WORK INSTRUCTIONS - Print all of the data exactly as written.

EXTRACTED MATERIAL -

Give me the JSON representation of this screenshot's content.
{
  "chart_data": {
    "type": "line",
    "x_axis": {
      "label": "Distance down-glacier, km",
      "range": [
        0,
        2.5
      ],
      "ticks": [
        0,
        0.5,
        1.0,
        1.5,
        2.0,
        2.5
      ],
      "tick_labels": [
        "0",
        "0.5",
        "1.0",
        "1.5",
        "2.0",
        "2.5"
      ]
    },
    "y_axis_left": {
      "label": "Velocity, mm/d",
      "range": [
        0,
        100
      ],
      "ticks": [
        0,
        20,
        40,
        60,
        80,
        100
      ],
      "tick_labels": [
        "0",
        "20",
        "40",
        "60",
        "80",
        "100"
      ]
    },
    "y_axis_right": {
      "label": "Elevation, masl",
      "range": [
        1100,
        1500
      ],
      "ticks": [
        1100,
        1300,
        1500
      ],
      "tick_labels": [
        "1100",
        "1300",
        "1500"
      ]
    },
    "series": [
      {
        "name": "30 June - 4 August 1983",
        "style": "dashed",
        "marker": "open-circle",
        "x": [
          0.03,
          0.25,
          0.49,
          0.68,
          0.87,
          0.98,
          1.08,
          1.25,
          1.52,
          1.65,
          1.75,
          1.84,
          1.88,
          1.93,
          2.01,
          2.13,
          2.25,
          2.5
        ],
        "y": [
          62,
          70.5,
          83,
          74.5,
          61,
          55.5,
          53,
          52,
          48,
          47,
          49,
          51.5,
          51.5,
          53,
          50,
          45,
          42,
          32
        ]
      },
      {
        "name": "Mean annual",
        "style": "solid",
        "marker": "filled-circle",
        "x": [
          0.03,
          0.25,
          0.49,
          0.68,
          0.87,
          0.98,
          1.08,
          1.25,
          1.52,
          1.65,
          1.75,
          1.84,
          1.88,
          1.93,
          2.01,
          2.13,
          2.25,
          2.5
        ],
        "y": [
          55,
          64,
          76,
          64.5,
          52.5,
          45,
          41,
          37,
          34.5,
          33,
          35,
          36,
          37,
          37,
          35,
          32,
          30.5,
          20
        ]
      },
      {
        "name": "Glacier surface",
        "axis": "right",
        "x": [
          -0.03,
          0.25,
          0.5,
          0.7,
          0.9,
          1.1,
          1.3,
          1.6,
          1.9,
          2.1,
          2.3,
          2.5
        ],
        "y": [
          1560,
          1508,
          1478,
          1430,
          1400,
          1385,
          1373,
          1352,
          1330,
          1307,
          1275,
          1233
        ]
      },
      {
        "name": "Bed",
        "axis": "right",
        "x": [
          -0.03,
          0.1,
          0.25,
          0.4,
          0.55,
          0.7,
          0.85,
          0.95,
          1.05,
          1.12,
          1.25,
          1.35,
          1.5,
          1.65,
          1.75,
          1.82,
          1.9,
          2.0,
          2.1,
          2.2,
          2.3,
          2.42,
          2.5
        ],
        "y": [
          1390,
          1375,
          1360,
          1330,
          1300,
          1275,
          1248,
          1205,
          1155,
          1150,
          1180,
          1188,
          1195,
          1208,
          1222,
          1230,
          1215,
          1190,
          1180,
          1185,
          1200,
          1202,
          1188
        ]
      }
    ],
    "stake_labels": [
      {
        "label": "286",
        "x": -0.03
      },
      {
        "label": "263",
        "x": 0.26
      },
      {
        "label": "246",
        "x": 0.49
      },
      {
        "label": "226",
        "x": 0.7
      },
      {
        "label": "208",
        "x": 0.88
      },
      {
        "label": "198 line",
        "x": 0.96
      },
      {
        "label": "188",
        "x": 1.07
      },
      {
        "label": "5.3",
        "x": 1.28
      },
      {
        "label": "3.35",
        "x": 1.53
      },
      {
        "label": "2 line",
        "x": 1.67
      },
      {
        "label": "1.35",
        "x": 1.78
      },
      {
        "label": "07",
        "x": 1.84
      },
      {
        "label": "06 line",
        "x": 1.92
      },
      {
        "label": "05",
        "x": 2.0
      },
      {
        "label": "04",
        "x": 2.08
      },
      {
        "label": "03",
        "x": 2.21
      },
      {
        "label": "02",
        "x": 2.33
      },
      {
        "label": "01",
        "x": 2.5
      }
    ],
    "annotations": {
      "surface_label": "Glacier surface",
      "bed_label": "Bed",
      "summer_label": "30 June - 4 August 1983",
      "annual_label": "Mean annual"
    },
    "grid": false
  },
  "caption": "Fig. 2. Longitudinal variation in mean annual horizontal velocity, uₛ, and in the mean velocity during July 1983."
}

COMPLETE RESPONSE -
Give me the JSON representation of this screenshot's content.
{
  "chart_data": {
    "type": "line",
    "x_axis": {
      "label": "Distance down-glacier, km",
      "range": [
        0,
        2.5
      ],
      "ticks": [
        0,
        0.5,
        1.0,
        1.5,
        2.0,
        2.5
      ],
      "tick_labels": [
        "0",
        "0.5",
        "1.0",
        "1.5",
        "2.0",
        "2.5"
      ]
    },
    "y_axis_left": {
      "label": "Velocity, mm/d",
      "range": [
        0,
        100
      ],
      "ticks": [
        0,
        20,
        40,
        60,
        80,
        100
      ],
      "tick_labels": [
        "0",
        "20",
        "40",
        "60",
        "80",
        "100"
      ]
    },
    "y_axis_right": {
      "label": "Elevation, masl",
      "range": [
        1100,
        1500
      ],
      "ticks": [
        1100,
        1300,
        1500
      ],
      "tick_labels": [
        "1100",
        "1300",
        "1500"
      ]
    },
    "series": [
      {
        "name": "30 June - 4 August 1983",
        "style": "dashed",
        "marker": "open-circle",
        "x": [
          0.03,
          0.25,
          0.49,
          0.68,
          0.87,
          0.98,
          1.08,
          1.25,
          1.52,
          1.65,
          1.75,
          1.84,
          1.88,
          1.93,
          2.01,
          2.13,
          2.25,
          2.5
        ],
        "y": [
          62,
          70.5,
          83,
          74.5,
          61,
          55.5,
          53,
          52,
          48,
          47,
          49,
          51.5,
          51.5,
          53,
          50,
          45,
          42,
          32
        ]
      },
      {
        "name": "Mean annual",
        "style": "solid",
        "marker": "filled-circle",
        "x": [
          0.03,
          0.25,
          0.49,
          0.68,
          0.87,
          0.98,
          1.08,
          1.25,
          1.52,
          1.65,
          1.75,
          1.84,
          1.88,
          1.93,
          2.01,
          2.13,
          2.25,
          2.5
        ],
        "y": [
          55,
          64,
          76,
          64.5,
          52.5,
          45,
          41,
          37,
          34.5,
          33,
          35,
          36,
          37,
          37,
          35,
          32,
          30.5,
          20
        ]
      },
      {
        "name": "Glacier surface",
        "axis": "right",
        "x": [
          -0.03,
          0.25,
          0.5,
          0.7,
          0.9,
          1.1,
          1.3,
          1.6,
          1.9,
          2.1,
          2.3,
          2.5
        ],
        "y": [
          1560,
          1508,
          1478,
          1430,
          1400,
          1385,
          1373,
          1352,
          1330,
          1307,
          1275,
          1233
        ]
      },
      {
        "name": "Bed",
        "axis": "right",
        "x": [
          -0.03,
          0.1,
          0.25,
          0.4,
          0.55,
          0.7,
          0.85,
          0.95,
          1.05,
          1.12,
          1.25,
          1.35,
          1.5,
          1.65,
          1.75,
          1.82,
          1.9,
          2.0,
          2.1,
          2.2,
          2.3,
          2.42,
          2.5
        ],
        "y": [
          1390,
          1375,
          1360,
          1330,
          1300,
          1275,
          1248,
          1205,
          1155,
          1150,
          1180,
          1188,
          1195,
          1208,
          1222,
          1230,
          1215,
          1190,
          1180,
          1185,
          1200,
          1202,
          1188
        ]
      }
    ],
    "stake_labels": [
      {
        "label": "286",
        "x": -0.03
      },
      {
        "label": "263",
        "x": 0.26
      },
      {
        "label": "246",
        "x": 0.49
      },
      {
        "label": "226",
        "x": 0.7
      },
      {
        "label": "208",
        "x": 0.88
      },
      {
        "label": "198 line",
        "x": 0.96
      },
      {
        "label": "188",
        "x": 1.07
      },
      {
        "label": "5.3",
        "x": 1.28
      },
      {
        "label": "3.35",
        "x": 1.53
      },
      {
        "label": "2 line",
        "x": 1.67
      },
      {
        "label": "1.35",
        "x": 1.78
      },
      {
        "label": "07",
        "x": 1.84
      },
      {
        "label": "06 line",
        "x": 1.92
      },
      {
        "label": "05",
        "x": 2.0
      },
      {
        "label": "04",
        "x": 2.08
      },
      {
        "label": "03",
        "x": 2.21
      },
      {
        "label": "02",
        "x": 2.33
      },
      {
        "label": "01",
        "x": 2.5
      }
    ],
    "annotations": {
      "surface_label": "Glacier surface",
      "bed_label": "Bed",
      "summer_label": "30 June - 4 August 1983",
      "annual_label": "Mean annual"
    },
    "grid": false
  },
  "caption": "Fig. 2. Longitudinal variation in mean annual horizontal velocity, uₛ, and in the mean velocity during July 1983."
}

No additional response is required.